* start DATASET *

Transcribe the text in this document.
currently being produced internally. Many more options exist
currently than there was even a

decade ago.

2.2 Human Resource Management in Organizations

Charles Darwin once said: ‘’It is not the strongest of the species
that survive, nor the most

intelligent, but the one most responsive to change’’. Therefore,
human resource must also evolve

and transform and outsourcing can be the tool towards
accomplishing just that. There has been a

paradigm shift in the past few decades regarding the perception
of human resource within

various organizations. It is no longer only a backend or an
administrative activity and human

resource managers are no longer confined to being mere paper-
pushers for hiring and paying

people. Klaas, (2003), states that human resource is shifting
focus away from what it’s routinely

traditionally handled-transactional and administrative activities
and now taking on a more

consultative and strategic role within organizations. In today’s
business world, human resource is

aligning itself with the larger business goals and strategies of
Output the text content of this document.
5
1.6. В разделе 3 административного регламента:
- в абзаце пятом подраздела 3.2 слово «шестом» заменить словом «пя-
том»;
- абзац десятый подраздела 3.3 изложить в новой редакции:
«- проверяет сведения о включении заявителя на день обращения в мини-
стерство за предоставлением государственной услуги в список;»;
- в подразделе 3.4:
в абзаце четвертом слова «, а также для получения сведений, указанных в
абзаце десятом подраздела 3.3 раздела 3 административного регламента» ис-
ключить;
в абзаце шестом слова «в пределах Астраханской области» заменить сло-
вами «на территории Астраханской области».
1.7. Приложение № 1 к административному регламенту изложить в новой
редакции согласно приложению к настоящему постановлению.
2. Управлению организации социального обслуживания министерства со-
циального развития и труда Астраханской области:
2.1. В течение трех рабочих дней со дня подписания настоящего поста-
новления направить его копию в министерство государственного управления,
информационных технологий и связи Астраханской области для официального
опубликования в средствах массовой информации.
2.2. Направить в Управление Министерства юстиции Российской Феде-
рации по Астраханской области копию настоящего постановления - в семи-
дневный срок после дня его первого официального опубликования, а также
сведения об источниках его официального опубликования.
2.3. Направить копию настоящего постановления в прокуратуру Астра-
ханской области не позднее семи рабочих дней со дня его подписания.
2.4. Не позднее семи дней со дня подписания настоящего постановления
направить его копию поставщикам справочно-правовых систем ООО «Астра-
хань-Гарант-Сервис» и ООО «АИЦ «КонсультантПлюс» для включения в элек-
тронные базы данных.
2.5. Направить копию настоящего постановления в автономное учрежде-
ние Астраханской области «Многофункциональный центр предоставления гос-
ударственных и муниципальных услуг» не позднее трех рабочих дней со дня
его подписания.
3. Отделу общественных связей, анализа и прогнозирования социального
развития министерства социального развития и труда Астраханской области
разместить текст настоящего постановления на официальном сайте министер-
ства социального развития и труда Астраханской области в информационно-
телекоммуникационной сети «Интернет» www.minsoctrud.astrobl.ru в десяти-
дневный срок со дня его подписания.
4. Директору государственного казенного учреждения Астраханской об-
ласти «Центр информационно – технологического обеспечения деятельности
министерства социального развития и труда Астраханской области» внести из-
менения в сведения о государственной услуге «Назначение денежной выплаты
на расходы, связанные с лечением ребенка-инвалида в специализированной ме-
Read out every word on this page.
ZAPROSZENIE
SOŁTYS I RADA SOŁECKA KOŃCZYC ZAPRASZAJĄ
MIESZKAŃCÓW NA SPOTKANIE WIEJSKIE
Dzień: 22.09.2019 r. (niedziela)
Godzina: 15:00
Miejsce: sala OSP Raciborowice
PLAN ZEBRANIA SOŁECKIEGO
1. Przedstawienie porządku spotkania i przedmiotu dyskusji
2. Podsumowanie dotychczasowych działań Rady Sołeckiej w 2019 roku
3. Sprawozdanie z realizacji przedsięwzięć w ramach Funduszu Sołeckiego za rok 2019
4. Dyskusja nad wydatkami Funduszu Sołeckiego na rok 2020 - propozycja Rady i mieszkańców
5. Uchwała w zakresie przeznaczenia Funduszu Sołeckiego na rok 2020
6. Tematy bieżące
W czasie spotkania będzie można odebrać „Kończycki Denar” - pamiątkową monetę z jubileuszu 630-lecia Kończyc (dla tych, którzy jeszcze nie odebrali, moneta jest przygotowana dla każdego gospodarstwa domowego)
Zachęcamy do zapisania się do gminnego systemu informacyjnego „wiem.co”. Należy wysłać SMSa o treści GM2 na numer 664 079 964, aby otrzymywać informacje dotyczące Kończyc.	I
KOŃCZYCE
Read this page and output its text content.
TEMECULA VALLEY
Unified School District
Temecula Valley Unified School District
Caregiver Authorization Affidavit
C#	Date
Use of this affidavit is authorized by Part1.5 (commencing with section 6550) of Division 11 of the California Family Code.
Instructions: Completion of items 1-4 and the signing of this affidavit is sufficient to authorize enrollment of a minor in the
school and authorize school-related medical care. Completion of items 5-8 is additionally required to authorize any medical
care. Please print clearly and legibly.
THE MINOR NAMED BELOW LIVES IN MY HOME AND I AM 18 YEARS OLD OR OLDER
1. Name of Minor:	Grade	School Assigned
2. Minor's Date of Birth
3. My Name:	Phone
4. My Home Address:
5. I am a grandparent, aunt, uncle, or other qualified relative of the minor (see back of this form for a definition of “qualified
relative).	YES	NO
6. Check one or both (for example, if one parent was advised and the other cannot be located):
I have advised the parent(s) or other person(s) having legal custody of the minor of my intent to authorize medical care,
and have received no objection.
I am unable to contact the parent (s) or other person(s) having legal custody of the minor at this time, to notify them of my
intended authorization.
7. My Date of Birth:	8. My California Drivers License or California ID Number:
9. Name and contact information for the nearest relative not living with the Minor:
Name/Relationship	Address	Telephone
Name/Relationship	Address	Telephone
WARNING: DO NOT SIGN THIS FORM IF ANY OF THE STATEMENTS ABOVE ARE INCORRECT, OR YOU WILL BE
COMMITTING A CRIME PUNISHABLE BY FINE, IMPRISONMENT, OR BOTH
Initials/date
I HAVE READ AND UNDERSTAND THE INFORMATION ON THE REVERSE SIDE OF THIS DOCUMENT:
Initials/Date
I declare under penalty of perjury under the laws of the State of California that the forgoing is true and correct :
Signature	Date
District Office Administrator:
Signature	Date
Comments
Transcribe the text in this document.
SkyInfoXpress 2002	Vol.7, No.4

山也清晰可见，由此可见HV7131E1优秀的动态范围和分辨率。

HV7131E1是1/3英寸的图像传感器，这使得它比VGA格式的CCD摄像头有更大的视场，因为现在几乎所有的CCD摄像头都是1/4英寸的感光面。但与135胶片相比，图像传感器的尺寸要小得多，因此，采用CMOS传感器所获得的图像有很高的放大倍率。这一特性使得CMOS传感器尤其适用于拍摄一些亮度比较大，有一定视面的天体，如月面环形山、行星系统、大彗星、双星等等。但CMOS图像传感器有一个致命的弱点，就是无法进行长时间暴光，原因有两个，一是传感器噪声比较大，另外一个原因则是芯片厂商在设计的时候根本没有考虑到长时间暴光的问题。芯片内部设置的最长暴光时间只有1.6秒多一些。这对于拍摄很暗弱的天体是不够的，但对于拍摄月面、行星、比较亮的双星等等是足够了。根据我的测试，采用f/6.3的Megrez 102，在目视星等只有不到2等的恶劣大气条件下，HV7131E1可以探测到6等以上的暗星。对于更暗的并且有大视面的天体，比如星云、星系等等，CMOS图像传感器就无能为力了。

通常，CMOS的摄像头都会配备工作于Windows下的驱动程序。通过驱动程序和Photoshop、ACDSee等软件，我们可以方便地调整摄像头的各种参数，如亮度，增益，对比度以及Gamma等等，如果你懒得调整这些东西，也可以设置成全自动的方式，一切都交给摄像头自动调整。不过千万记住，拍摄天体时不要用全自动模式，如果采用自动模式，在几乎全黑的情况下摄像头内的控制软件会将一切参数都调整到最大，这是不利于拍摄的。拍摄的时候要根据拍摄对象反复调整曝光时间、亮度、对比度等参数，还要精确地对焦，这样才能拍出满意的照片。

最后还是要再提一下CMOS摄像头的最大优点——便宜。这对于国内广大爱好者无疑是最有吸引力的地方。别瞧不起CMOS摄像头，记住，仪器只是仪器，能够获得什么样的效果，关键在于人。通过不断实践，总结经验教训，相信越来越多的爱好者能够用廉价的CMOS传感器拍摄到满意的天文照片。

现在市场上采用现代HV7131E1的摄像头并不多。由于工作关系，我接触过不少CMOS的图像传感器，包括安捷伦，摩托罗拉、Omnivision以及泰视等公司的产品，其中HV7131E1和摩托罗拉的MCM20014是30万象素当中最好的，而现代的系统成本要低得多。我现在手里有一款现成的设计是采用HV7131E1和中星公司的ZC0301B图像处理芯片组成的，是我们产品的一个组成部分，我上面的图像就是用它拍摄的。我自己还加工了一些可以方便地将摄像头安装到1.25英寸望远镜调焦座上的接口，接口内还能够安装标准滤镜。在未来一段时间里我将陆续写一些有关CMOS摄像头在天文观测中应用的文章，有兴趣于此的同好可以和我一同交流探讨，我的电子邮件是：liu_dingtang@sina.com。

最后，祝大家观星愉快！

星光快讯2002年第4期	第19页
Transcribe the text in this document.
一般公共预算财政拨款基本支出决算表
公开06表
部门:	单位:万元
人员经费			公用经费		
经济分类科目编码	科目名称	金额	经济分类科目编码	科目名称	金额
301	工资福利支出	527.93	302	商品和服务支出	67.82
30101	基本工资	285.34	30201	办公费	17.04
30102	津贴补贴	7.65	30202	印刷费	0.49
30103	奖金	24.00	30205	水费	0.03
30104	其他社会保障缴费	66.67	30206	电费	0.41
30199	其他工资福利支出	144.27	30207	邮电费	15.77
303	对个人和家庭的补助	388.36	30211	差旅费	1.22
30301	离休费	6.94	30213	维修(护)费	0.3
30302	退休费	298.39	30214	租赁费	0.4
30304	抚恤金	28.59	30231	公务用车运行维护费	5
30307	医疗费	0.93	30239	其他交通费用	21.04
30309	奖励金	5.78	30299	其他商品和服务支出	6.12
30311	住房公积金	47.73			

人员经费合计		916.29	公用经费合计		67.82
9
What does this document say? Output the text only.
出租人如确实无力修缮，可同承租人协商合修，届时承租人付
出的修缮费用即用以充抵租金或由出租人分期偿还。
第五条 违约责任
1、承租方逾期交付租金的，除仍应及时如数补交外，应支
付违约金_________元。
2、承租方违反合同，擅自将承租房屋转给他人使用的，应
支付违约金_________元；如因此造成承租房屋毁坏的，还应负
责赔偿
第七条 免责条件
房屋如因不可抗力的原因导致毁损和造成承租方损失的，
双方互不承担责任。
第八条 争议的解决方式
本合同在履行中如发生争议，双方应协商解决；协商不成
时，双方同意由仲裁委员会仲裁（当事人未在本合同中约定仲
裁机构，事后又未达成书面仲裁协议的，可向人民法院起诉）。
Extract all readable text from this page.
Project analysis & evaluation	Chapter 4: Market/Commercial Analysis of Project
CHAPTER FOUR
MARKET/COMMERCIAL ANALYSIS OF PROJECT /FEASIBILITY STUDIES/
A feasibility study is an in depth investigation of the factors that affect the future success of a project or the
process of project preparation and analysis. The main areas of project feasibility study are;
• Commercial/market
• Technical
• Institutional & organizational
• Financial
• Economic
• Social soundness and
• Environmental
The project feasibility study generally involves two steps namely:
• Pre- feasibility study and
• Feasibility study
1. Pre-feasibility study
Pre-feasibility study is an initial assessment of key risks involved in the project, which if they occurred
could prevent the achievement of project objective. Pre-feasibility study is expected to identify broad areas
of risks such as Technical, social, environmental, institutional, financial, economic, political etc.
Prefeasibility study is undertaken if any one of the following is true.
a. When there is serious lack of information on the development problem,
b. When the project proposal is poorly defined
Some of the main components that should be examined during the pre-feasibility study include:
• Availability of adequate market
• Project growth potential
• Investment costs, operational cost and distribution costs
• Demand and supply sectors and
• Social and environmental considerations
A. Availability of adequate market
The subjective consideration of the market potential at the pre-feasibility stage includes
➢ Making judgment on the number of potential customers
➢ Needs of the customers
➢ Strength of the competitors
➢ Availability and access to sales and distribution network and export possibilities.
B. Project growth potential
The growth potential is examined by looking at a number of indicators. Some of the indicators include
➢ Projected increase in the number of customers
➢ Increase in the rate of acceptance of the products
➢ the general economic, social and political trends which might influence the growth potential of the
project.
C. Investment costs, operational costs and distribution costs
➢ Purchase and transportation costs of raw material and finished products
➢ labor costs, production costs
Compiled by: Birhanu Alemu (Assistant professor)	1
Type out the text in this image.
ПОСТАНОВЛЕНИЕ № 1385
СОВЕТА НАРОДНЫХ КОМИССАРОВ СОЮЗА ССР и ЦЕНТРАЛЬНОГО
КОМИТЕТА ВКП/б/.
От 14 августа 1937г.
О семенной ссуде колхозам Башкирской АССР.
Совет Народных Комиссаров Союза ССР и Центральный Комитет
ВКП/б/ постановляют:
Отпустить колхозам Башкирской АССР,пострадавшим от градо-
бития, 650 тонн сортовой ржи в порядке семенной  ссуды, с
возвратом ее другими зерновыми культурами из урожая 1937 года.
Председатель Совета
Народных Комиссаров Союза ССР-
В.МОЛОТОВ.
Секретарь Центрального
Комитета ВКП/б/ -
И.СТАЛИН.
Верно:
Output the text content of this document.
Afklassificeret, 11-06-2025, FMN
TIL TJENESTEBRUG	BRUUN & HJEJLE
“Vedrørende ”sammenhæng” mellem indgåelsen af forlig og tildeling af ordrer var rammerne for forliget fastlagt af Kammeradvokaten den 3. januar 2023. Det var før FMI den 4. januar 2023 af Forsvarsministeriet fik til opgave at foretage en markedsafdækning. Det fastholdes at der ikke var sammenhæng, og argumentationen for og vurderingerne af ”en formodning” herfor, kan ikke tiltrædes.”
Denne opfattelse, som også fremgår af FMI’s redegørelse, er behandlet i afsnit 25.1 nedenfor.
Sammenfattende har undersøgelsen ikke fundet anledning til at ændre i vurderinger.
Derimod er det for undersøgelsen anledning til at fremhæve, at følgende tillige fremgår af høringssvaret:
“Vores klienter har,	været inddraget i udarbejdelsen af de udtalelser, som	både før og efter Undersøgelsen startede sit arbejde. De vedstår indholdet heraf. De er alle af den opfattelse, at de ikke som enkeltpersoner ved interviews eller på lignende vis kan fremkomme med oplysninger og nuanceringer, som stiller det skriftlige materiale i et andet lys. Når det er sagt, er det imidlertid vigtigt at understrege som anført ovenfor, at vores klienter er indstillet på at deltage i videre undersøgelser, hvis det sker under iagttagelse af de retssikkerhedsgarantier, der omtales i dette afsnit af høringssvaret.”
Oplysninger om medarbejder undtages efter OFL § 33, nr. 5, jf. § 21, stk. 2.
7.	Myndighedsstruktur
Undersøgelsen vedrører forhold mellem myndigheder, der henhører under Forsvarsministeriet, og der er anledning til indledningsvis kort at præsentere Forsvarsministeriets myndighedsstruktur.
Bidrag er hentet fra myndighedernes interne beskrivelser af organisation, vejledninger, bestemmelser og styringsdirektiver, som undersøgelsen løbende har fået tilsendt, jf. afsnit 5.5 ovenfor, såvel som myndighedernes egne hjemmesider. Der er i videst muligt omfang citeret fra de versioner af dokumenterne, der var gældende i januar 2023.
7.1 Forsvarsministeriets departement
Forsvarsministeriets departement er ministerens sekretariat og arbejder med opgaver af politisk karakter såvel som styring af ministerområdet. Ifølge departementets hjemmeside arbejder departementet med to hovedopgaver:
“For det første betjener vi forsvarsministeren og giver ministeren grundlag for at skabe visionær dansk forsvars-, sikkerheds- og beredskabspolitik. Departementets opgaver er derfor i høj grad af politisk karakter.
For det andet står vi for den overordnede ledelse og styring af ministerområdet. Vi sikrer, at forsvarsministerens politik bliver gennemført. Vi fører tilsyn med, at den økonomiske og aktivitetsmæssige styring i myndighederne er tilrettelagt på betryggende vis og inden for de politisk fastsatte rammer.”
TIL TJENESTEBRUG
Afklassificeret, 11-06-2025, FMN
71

* end DATASET *

* _THE TASK_
Which lines hold the string "true"? Copy all of them from the data above.

* _RIGHT ANSWER_
I declare under penalty of perjury under the laws of the State of California that the forgoing is true and correct :
Prefeasibility study is undertaken if any one of the following is true.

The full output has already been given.